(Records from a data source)

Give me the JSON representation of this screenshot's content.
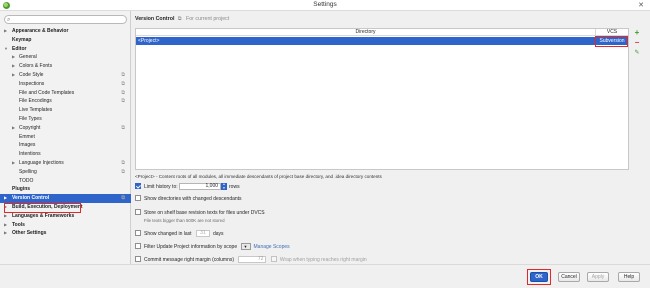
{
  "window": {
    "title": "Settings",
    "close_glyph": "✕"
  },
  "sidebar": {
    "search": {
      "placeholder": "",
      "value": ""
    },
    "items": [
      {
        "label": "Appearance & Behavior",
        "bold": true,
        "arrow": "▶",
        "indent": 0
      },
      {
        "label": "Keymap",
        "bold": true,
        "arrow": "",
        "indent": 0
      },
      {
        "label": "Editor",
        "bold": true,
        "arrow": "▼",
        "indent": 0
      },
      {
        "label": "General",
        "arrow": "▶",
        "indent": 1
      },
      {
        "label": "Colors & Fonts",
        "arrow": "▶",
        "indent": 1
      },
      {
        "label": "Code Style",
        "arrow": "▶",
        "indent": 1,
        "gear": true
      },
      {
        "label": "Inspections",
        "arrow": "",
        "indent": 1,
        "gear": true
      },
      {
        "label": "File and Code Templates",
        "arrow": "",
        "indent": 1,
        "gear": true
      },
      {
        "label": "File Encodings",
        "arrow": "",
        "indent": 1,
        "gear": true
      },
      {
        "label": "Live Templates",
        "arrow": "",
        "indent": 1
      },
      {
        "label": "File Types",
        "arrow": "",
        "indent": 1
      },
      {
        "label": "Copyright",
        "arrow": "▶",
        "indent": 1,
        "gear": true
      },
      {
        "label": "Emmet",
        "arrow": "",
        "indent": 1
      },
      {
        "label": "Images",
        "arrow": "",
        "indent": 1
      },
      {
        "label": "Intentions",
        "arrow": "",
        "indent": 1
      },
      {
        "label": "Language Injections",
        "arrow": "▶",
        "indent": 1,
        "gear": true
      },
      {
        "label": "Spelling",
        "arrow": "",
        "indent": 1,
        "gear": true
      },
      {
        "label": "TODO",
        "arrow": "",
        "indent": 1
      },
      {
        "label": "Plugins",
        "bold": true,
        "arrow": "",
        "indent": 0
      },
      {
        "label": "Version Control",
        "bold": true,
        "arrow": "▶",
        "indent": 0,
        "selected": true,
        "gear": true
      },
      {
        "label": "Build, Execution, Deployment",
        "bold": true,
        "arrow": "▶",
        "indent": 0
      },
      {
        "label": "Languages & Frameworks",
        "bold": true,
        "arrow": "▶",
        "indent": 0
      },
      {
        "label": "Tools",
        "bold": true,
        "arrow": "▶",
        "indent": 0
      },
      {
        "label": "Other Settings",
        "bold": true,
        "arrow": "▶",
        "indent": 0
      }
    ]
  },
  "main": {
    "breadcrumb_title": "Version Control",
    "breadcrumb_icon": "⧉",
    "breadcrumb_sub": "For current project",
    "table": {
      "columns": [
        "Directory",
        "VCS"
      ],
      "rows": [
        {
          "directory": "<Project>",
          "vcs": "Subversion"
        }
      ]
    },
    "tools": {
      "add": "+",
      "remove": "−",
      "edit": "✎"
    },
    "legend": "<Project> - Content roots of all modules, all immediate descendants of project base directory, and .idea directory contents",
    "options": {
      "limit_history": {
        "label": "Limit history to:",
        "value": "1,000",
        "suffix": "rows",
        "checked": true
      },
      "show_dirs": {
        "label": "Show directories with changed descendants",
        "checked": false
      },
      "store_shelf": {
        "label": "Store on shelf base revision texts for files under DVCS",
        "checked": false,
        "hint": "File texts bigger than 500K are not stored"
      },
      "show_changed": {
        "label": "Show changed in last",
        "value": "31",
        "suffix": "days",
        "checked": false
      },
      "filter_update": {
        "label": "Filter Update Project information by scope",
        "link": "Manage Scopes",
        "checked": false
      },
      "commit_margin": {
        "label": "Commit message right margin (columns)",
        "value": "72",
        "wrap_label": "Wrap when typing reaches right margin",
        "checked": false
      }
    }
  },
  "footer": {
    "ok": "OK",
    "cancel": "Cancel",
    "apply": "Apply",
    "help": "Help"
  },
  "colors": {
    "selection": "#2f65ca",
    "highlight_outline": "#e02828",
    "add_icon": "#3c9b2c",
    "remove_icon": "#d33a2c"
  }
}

==

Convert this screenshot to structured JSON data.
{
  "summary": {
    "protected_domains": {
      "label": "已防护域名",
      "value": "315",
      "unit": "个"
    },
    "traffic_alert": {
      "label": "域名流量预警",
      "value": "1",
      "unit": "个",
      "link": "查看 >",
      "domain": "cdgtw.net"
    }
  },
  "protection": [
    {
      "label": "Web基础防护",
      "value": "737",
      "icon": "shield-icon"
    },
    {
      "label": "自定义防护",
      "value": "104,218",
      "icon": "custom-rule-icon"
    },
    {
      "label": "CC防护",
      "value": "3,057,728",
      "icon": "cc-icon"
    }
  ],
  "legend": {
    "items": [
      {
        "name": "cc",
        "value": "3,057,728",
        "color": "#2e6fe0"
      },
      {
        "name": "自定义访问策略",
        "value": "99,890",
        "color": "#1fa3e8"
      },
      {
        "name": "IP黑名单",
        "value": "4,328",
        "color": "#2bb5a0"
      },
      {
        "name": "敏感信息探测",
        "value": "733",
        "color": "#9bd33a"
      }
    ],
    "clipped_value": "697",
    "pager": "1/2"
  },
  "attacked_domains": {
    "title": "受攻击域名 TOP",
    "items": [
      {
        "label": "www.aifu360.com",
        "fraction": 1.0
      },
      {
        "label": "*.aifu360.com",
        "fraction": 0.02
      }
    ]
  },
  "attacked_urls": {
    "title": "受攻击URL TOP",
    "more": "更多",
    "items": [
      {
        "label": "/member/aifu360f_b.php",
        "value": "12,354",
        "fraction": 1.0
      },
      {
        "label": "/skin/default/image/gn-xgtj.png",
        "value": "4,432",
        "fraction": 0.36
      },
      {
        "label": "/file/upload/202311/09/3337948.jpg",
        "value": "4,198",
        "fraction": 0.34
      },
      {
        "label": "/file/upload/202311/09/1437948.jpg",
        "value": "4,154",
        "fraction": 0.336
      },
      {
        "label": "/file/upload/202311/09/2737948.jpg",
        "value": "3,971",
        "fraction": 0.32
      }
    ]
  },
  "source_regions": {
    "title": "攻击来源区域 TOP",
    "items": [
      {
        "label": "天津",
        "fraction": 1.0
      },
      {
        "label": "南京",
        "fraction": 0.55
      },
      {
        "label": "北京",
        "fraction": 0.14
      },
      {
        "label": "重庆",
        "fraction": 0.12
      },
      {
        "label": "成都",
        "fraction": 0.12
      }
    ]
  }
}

__Instructions for the task__
Collect the complete line wherever the string "Templates" appears in the records.

__Solved exercise__
        "label": "File and Code Templates",
        "label": "Live Templates",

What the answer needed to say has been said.